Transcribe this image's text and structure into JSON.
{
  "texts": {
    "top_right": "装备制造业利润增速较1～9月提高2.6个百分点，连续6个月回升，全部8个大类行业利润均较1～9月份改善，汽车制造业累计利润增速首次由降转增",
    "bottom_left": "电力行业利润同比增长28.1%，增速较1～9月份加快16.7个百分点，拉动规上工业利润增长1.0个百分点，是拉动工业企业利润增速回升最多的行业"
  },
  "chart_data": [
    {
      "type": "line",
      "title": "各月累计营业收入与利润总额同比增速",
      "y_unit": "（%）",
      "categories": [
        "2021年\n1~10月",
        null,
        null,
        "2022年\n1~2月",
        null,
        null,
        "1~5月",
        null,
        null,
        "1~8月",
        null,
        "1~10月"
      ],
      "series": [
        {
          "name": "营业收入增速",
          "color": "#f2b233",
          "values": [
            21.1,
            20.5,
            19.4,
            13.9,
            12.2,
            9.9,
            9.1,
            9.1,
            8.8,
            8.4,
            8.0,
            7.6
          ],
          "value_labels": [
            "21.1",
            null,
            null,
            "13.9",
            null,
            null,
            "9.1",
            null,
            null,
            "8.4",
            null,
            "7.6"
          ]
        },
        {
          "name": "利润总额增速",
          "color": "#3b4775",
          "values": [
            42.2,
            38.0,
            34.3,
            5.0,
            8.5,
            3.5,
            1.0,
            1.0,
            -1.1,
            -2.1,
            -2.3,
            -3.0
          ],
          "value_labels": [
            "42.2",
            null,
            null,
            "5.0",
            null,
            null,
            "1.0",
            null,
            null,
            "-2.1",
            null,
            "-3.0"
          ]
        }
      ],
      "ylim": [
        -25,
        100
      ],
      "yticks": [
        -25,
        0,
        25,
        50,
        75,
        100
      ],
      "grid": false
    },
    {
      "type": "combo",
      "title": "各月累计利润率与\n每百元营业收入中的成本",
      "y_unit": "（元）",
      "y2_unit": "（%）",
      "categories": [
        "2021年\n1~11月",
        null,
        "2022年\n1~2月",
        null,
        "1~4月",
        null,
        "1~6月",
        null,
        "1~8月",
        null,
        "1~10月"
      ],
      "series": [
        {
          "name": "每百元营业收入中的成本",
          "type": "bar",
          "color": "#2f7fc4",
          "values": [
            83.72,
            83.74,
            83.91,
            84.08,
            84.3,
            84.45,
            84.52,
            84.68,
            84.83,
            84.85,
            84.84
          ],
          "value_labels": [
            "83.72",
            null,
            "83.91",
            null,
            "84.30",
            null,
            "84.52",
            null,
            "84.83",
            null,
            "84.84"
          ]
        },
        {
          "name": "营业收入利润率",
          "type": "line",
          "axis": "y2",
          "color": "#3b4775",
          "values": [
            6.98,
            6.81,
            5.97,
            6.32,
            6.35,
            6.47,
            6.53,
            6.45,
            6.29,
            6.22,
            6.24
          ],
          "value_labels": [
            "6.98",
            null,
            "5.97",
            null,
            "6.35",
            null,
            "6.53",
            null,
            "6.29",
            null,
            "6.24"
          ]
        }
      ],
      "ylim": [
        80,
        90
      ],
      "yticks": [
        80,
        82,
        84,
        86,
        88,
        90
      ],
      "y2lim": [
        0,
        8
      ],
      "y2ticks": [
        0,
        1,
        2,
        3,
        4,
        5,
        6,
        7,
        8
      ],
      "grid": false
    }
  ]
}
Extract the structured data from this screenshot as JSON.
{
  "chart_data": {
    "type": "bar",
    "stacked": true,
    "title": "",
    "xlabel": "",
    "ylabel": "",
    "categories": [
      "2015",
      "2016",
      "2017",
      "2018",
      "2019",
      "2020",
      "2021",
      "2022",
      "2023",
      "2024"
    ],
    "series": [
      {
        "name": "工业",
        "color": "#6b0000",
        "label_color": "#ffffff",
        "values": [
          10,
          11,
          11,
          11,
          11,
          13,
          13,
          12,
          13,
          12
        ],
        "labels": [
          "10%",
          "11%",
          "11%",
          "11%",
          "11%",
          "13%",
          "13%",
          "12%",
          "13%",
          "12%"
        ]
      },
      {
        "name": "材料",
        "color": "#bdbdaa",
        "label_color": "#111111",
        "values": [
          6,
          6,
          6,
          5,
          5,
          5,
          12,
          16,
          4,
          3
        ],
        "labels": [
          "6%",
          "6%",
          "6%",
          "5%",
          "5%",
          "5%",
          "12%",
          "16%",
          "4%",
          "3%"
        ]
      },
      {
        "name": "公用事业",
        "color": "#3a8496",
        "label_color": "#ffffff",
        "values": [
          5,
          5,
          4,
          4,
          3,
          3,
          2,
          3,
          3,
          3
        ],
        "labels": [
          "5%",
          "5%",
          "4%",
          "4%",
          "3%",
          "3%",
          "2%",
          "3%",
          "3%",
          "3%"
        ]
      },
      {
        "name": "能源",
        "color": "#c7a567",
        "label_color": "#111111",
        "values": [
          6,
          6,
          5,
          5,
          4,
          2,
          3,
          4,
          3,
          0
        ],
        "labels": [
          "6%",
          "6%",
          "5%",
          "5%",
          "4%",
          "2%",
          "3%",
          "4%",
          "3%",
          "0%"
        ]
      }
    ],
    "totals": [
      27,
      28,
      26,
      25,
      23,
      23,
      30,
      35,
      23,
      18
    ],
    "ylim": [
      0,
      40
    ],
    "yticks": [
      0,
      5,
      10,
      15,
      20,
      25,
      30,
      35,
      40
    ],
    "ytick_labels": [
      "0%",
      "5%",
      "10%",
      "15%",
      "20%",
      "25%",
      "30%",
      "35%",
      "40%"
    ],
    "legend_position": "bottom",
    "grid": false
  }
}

### What is expected
Print the material above once more, exactly.

### Task result
Transcribe this image's text and structure into JSON.
{
  "texts": {
    "top_right": "装备制造业利润增速较1～9月提高2.6个百分点，连续6个月回升，全部8个大类行业利润均较1～9月份改善，汽车制造业累计利润增速首次由降转增",
    "bottom_left": "电力行业利润同比增长28.1%，增速较1～9月份加快16.7个百分点，拉动规上工业利润增长1.0个百分点，是拉动工业企业利润增速回升最多的行业"
  },
  "chart_data": [
    {
      "type": "line",
      "title": "各月累计营业收入与利润总额同比增速",
      "y_unit": "（%）",
      "categories": [
        "2021年\n1~10月",
        null,
        null,
        "2022年\n1~2月",
        null,
        null,
        "1~5月",
        null,
        null,
        "1~8月",
        null,
        "1~10月"
      ],
      "series": [
        {
          "name": "营业收入增速",
          "color": "#f2b233",
          "values": [
            21.1,
            20.5,
            19.4,
            13.9,
            12.2,
            9.9,
            9.1,
            9.1,
            8.8,
            8.4,
            8.0,
            7.6
          ],
          "value_labels": [
            "21.1",
            null,
            null,
            "13.9",
            null,
            null,
            "9.1",
            null,
            null,
            "8.4",
            null,
            "7.6"
          ]
        },
        {
          "name": "利润总额增速",
          "color": "#3b4775",
          "values": [
            42.2,
            38.0,
            34.3,
            5.0,
            8.5,
            3.5,
            1.0,
            1.0,
            -1.1,
            -2.1,
            -2.3,
            -3.0
          ],
          "value_labels": [
            "42.2",
            null,
            null,
            "5.0",
            null,
            null,
            "1.0",
            null,
            null,
            "-2.1",
            null,
            "-3.0"
          ]
        }
      ],
      "ylim": [
        -25,
        100
      ],
      "yticks": [
        -25,
        0,
        25,
        50,
        75,
        100
      ],
      "grid": false
    },
    {
      "type": "combo",
      "title": "各月累计利润率与\n每百元营业收入中的成本",
      "y_unit": "（元）",
      "y2_unit": "（%）",
      "categories": [
        "2021年\n1~11月",
        null,
        "2022年\n1~2月",
        null,
        "1~4月",
        null,
        "1~6月",
        null,
        "1~8月",
        null,
        "1~10月"
      ],
      "series": [
        {
          "name": "每百元营业收入中的成本",
          "type": "bar",
          "color": "#2f7fc4",
          "values": [
            83.72,
            83.74,
            83.91,
            84.08,
            84.3,
            84.45,
            84.52,
            84.68,
            84.83,
            84.85,
            84.84
          ],
          "value_labels": [
            "83.72",
            null,
            "83.91",
            null,
            "84.30",
            null,
            "84.52",
            null,
            "84.83",
            null,
            "84.84"
          ]
        },
        {
          "name": "营业收入利润率",
          "type": "line",
          "axis": "y2",
          "color": "#3b4775",
          "values": [
            6.98,
            6.81,
            5.97,
            6.32,
            6.35,
            6.47,
            6.53,
            6.45,
            6.29,
            6.22,
            6.24
          ],
          "value_labels": [
            "6.98",
            null,
            "5.97",
            null,
            "6.35",
            null,
            "6.53",
            null,
            "6.29",
            null,
            "6.24"
          ]
        }
      ],
      "ylim": [
        80,
        90
      ],
      "yticks": [
        80,
        82,
        84,
        86,
        88,
        90
      ],
      "y2lim": [
        0,
        8
      ],
      "y2ticks": [
        0,
        1,
        2,
        3,
        4,
        5,
        6,
        7,
        8
      ],
      "grid": false
    }
  ]
}
Extract the structured data from this screenshot as JSON.
{
  "chart_data": {
    "type": "bar",
    "stacked": true,
    "title": "",
    "xlabel": "",
    "ylabel": "",
    "categories": [
      "2015",
      "2016",
      "2017",
      "2018",
      "2019",
      "2020",
      "2021",
      "2022",
      "2023",
      "2024"
    ],
    "series": [
      {
        "name": "工业",
        "color": "#6b0000",
        "label_color": "#ffffff",
        "values": [
          10,
          11,
          11,
          11,
          11,
          13,
          13,
          12,
          13,
          12
        ],
        "labels": [
          "10%",
          "11%",
          "11%",
          "11%",
          "11%",
          "13%",
          "13%",
          "12%",
          "13%",
          "12%"
        ]
      },
      {
        "name": "材料",
        "color": "#bdbdaa",
        "label_color": "#111111",
        "values": [
          6,
          6,
          6,
          5,
          5,
          5,
          12,
          16,
          4,
          3
        ],
        "labels": [
          "6%",
          "6%",
          "6%",
          "5%",
          "5%",
          "5%",
          "12%",
          "16%",
          "4%",
          "3%"
        ]
      },
      {
        "name": "公用事业",
        "color": "#3a8496",
        "label_color": "#ffffff",
        "values": [
          5,
          5,
          4,
          4,
          3,
          3,
          2,
          3,
          3,
          3
        ],
        "labels": [
          "5%",
          "5%",
          "4%",
          "4%",
          "3%",
          "3%",
          "2%",
          "3%",
          "3%",
          "3%"
        ]
      },
      {
        "name": "能源",
        "color": "#c7a567",
        "label_color": "#111111",
        "values": [
          6,
          6,
          5,
          5,
          4,
          2,
          3,
          4,
          3,
          0
        ],
        "labels": [
          "6%",
          "6%",
          "5%",
          "5%",
          "4%",
          "2%",
          "3%",
          "4%",
          "3%",
          "0%"
        ]
      }
    ],
    "totals": [
      27,
      28,
      26,
      25,
      23,
      23,
      30,
      35,
      23,
      18
    ],
    "ylim": [
      0,
      40
    ],
    "yticks": [
      0,
      5,
      10,
      15,
      20,
      25,
      30,
      35,
      40
    ],
    "ytick_labels": [
      "0%",
      "5%",
      "10%",
      "15%",
      "20%",
      "25%",
      "30%",
      "35%",
      "40%"
    ],
    "legend_position": "bottom",
    "grid": false
  }
}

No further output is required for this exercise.